Dataset excerpts
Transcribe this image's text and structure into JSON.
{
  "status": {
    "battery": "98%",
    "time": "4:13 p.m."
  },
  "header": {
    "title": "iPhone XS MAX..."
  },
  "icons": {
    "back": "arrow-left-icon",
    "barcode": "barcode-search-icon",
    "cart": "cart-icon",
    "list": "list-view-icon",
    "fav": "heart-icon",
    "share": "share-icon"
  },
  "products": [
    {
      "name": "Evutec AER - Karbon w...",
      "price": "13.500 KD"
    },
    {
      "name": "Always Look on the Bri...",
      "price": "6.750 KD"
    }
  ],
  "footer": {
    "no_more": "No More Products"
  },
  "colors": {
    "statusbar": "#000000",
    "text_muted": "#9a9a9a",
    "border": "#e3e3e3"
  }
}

**PROBLEM DESCRIPTION:** Type out the material again exactly as presented.

**EXERCISE SOLUTION:**
Transcribe this image's text and structure into JSON.
{
  "status": {
    "battery": "98%",
    "time": "4:13 p.m."
  },
  "header": {
    "title": "iPhone XS MAX..."
  },
  "icons": {
    "back": "arrow-left-icon",
    "barcode": "barcode-search-icon",
    "cart": "cart-icon",
    "list": "list-view-icon",
    "fav": "heart-icon",
    "share": "share-icon"
  },
  "products": [
    {
      "name": "Evutec AER - Karbon w...",
      "price": "13.500 KD"
    },
    {
      "name": "Always Look on the Bri...",
      "price": "6.750 KD"
    }
  ],
  "footer": {
    "no_more": "No More Products"
  },
  "colors": {
    "statusbar": "#000000",
    "text_muted": "#9a9a9a",
    "border": "#e3e3e3"
  }
}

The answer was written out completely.